-- start of EXCERPT TO READ --

Śyāmasundara: In fact, he calls the soul a bundle of perceptions, that it is nothing but a set or sequence of ideas.
Prabhupāda: But as soon as he says "ideas," there must be some concrete things.
Śyāmasundara: Yes. He admits that the external world is full of concrete things, but he thinks that we are also one of those things because we are only a bundle of perceptions. Our consciousness is only made up of our observations of material nature.
Prabhupāda: Yes. So far direct perception is concerned, it is like that. But indirect perception, taken from authorities, that is different.
Śyāmasundara: He distrusts any kind of authority and says that the only kind of things that we can know for sure are mathematical proofs and immediate sense perceptions. Like we can perceive that there is time and there is space, like that. That is the only knowledge he will admit.
Prabhupāda: And beyond the time and space?
Śyāmasundara: We can't know anything.
Prabhupāda: You cannot, but there is a process. You cannot know; that does not mean beyond the mind is relative time and perception. Just like a small insect, he takes birth in the evening, and from evening to morning, his birth, his marriage, his begetting children, everything is done, and in the morning he dies. There are many insects. They are called diwali pokali. At night they will throng together, in India. So for this insect, it is very difficult to understand that there is another animal which is called man, who has got this duration of his lifetime period in only twelve hours of his life. But the insect cannot go beyond that. Just like when we hear from Bhagavad-gītā that Brahmā lives such-and-such, we disbelieve sometimes. But everything is relative. With your relative body, your duration of life, your knowledge, your perception, everything is relative. So you are teeny human being. What is impossible for you is not impossible for others. He is talking from the relative platform.

-- end of EXCERPT TO READ --
-- start of INFORMATION GIVEN --

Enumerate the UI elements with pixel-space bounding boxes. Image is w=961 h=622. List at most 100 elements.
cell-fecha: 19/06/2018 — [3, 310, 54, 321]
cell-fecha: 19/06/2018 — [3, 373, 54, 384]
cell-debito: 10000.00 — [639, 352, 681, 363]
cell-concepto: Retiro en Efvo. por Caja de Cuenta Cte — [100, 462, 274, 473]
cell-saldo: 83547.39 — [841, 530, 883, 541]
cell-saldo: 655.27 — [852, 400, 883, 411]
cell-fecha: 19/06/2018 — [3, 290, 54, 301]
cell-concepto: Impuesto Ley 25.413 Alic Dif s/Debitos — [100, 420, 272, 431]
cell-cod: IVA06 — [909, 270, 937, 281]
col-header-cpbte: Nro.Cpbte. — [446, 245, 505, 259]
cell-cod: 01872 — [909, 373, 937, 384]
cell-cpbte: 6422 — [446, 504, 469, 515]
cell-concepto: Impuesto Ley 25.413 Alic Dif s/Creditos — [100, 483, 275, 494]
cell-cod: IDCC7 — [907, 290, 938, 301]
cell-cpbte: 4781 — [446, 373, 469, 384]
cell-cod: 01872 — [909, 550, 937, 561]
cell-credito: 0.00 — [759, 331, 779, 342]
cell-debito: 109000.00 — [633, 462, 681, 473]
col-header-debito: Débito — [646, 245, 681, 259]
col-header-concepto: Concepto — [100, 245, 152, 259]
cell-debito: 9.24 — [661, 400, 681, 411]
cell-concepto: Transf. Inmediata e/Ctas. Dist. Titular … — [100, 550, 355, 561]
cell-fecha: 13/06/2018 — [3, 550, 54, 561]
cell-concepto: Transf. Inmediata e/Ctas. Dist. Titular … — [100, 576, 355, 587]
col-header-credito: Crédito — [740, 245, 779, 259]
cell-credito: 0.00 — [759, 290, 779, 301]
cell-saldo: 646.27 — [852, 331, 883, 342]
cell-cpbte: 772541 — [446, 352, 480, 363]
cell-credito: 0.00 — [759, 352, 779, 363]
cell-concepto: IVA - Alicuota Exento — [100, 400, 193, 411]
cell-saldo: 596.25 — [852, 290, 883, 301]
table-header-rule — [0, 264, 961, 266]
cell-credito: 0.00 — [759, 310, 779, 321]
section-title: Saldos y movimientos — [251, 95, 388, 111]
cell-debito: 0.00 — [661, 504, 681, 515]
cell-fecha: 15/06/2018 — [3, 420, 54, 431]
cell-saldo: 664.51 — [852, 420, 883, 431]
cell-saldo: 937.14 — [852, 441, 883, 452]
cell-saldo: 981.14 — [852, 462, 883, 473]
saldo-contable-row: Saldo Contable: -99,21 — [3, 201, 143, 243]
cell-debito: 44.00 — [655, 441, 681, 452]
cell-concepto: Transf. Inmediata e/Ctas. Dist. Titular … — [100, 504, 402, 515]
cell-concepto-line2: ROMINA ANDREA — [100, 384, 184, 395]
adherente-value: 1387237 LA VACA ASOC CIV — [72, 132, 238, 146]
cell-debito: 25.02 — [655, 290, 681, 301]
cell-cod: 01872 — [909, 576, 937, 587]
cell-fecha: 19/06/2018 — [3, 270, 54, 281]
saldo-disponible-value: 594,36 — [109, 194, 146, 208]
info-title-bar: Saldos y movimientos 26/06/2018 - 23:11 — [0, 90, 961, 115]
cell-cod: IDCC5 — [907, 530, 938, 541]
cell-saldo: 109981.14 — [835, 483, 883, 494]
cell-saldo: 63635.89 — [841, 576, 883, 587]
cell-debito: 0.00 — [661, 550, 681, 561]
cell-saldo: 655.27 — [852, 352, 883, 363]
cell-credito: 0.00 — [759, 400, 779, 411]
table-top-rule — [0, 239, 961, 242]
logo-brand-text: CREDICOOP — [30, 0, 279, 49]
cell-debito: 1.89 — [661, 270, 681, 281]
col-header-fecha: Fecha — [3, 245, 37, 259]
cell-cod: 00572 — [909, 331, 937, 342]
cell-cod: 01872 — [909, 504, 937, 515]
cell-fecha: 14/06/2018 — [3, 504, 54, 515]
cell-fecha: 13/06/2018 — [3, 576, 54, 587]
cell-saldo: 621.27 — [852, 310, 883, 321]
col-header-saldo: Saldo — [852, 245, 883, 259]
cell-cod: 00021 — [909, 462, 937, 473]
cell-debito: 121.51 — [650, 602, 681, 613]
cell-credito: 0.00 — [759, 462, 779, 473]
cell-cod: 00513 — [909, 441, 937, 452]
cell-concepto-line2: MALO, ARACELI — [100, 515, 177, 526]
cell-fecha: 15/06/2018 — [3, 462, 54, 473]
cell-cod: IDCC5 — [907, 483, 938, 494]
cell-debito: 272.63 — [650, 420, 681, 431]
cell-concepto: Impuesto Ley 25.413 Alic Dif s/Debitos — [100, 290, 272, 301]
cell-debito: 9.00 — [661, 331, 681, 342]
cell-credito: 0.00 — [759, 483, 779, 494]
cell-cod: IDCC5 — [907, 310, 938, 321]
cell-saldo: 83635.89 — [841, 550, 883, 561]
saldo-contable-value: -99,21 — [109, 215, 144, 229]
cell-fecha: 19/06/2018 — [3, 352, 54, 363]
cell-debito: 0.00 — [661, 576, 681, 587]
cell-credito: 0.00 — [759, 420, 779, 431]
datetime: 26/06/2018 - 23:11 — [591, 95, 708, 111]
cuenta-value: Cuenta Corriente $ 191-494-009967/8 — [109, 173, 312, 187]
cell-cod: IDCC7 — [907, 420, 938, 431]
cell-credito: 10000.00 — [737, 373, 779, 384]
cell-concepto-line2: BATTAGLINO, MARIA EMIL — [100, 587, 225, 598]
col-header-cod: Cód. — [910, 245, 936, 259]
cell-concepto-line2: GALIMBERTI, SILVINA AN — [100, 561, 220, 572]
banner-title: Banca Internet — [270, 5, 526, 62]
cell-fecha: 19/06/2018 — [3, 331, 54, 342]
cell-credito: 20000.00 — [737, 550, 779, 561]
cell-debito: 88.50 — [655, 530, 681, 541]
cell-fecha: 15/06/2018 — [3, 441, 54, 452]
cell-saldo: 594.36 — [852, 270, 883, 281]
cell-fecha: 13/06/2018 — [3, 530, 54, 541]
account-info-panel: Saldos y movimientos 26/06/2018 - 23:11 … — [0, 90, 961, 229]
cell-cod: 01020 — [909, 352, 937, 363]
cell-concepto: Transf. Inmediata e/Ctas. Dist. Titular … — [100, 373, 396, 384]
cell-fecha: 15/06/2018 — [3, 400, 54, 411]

-- end of INFORMATION GIVEN --

* _TASK REQUIREMENTS_
According to Śyāmasundara in the dialogue, what are the only kinds of things the philosopher under discussion says we can know for sure?

* _EXERCISE SOLUTION_
Mathematical proofs and immediate sense perceptions.